Requirement -
Produce a word-for-word copy of the listing below without its pictures.

++++ Stored records ++++

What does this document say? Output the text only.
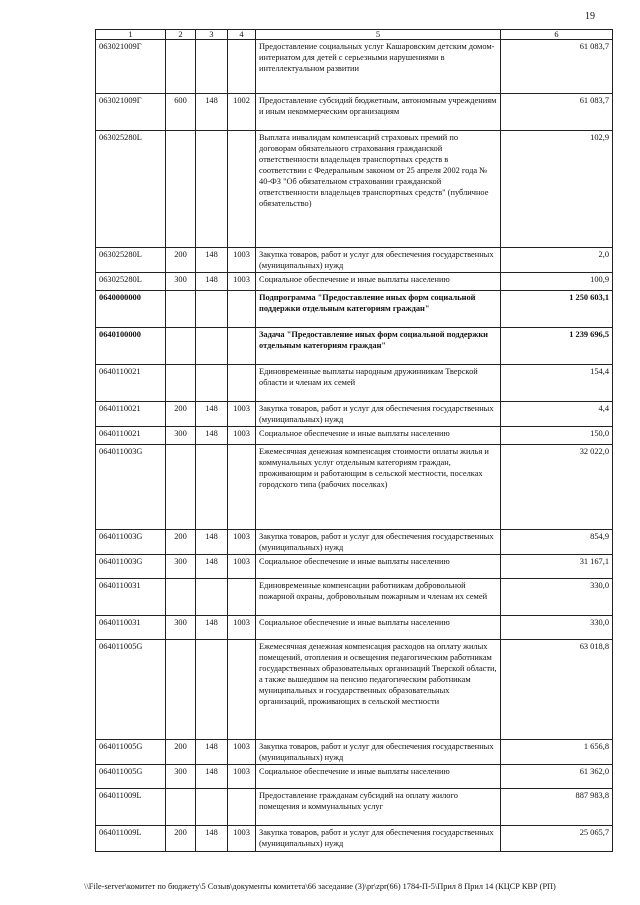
19
1	2	3	4	5	6
063021009Г				Предоставление социальных услуг Кашаровским детским домом-интернатом для детей с серьезными нарушениями в интеллектуальном развитии	61 083,7
063021009Г	600	148	1002	Предоставление субсидий бюджетным, автономным учреждениям и иным некоммерческим организациям	61 083,7
063025280L				Выплата инвалидам компенсаций страховых премий по договорам обязательного страхования гражданской ответственности владельцев транспортных средств в соответствии с Федеральным законом от 25 апреля 2002 года № 40-ФЗ "Об обязательном страховании гражданской ответственности владельцев транспортных средств" (публичное обязательство)	102,9
063025280L	200	148	1003	Закупка товаров, работ и услуг для обеспечения государственных (муниципальных) нужд	2,0
063025280L	300	148	1003	Социальное обеспечение и иные выплаты населению	100,9
0640000000				Подпрограмма "Предоставление иных форм социальной поддержки отдельным категориям граждан"	1 250 603,1
0640100000				Задача "Предоставление иных форм социальной поддержки отдельным категориям граждан"	1 239 696,5
0640110021				Единовременные выплаты народным дружинникам Тверской области и членам их семей	154,4
0640110021	200	148	1003	Закупка товаров, работ и услуг для обеспечения государственных (муниципальных) нужд	4,4
0640110021	300	148	1003	Социальное обеспечение и иные выплаты населению	150,0
064011003G				Ежемесячная денежная компенсация стоимости оплаты жилья и коммунальных услуг отдельным категориям граждан, проживающим и работающим в сельской местности, поселках городского типа (рабочих поселках)	32 022,0
064011003G	200	148	1003	Закупка товаров, работ и услуг для обеспечения государственных (муниципальных) нужд	854,9
064011003G	300	148	1003	Социальное обеспечение и иные выплаты населению	31 167,1
0640110031				Единовременные компенсации работникам добровольной пожарной охраны, добровольным пожарным и членам их семей	330,0
0640110031	300	148	1003	Социальное обеспечение и иные выплаты населению	330,0
064011005G				Ежемесячная денежная компенсация расходов на оплату жилых помещений, отопления и освещения педагогическим работникам государственных образовательных организаций Тверской области, а также вышедшим на пенсию педагогическим работникам муниципальных и государственных образовательных организаций, проживающих в сельской местности	63 018,8
064011005G	200	148	1003	Закупка товаров, работ и услуг для обеспечения государственных (муниципальных) нужд	1 656,8
064011005G	300	148	1003	Социальное обеспечение и иные выплаты населению	61 362,0
064011009L				Предоставление гражданам субсидий на оплату жилого помещения и коммунальных услуг	887 983,8
064011009L	200	148	1003	Закупка товаров, работ и услуг для обеспечения государственных (муниципальных) нужд	25 065,7
\\File-server\комитет по бюджету\5 Созыв\документы комитета\66 заседание (3)\pr\zpr(66) 1784-П-5\Прил 8 Прил 14 (КЦСР КВР (РП)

++++

Correct response -
What does this document say? Output the text only.
19
1	2	3	4	5	6
063021009Г				Предоставление социальных услуг Кашаровским детским домом-интернатом для детей с серьезными нарушениями в интеллектуальном развитии	61 083,7
063021009Г	600	148	1002	Предоставление субсидий бюджетным, автономным учреждениям и иным некоммерческим организациям	61 083,7
063025280L				Выплата инвалидам компенсаций страховых премий по договорам обязательного страхования гражданской ответственности владельцев транспортных средств в соответствии с Федеральным законом от 25 апреля 2002 года № 40-ФЗ "Об обязательном страховании гражданской ответственности владельцев транспортных средств" (публичное обязательство)	102,9
063025280L	200	148	1003	Закупка товаров, работ и услуг для обеспечения государственных (муниципальных) нужд	2,0
063025280L	300	148	1003	Социальное обеспечение и иные выплаты населению	100,9
0640000000				Подпрограмма "Предоставление иных форм социальной поддержки отдельным категориям граждан"	1 250 603,1
0640100000				Задача "Предоставление иных форм социальной поддержки отдельным категориям граждан"	1 239 696,5
0640110021				Единовременные выплаты народным дружинникам Тверской области и членам их семей	154,4
0640110021	200	148	1003	Закупка товаров, работ и услуг для обеспечения государственных (муниципальных) нужд	4,4
0640110021	300	148	1003	Социальное обеспечение и иные выплаты населению	150,0
064011003G				Ежемесячная денежная компенсация стоимости оплаты жилья и коммунальных услуг отдельным категориям граждан, проживающим и работающим в сельской местности, поселках городского типа (рабочих поселках)	32 022,0
064011003G	200	148	1003	Закупка товаров, работ и услуг для обеспечения государственных (муниципальных) нужд	854,9
064011003G	300	148	1003	Социальное обеспечение и иные выплаты населению	31 167,1
0640110031				Единовременные компенсации работникам добровольной пожарной охраны, добровольным пожарным и членам их семей	330,0
0640110031	300	148	1003	Социальное обеспечение и иные выплаты населению	330,0
064011005G				Ежемесячная денежная компенсация расходов на оплату жилых помещений, отопления и освещения педагогическим работникам государственных образовательных организаций Тверской области, а также вышедшим на пенсию педагогическим работникам муниципальных и государственных образовательных организаций, проживающих в сельской местности	63 018,8
064011005G	200	148	1003	Закупка товаров, работ и услуг для обеспечения государственных (муниципальных) нужд	1 656,8
064011005G	300	148	1003	Социальное обеспечение и иные выплаты населению	61 362,0
064011009L				Предоставление гражданам субсидий на оплату жилого помещения и коммунальных услуг	887 983,8
064011009L	200	148	1003	Закупка товаров, работ и услуг для обеспечения государственных (муниципальных) нужд	25 065,7
\\File-server\комитет по бюджету\5 Созыв\документы комитета\66 заседание (3)\pr\zpr(66) 1784-П-5\Прил 8 Прил 14 (КЦСР КВР (РП)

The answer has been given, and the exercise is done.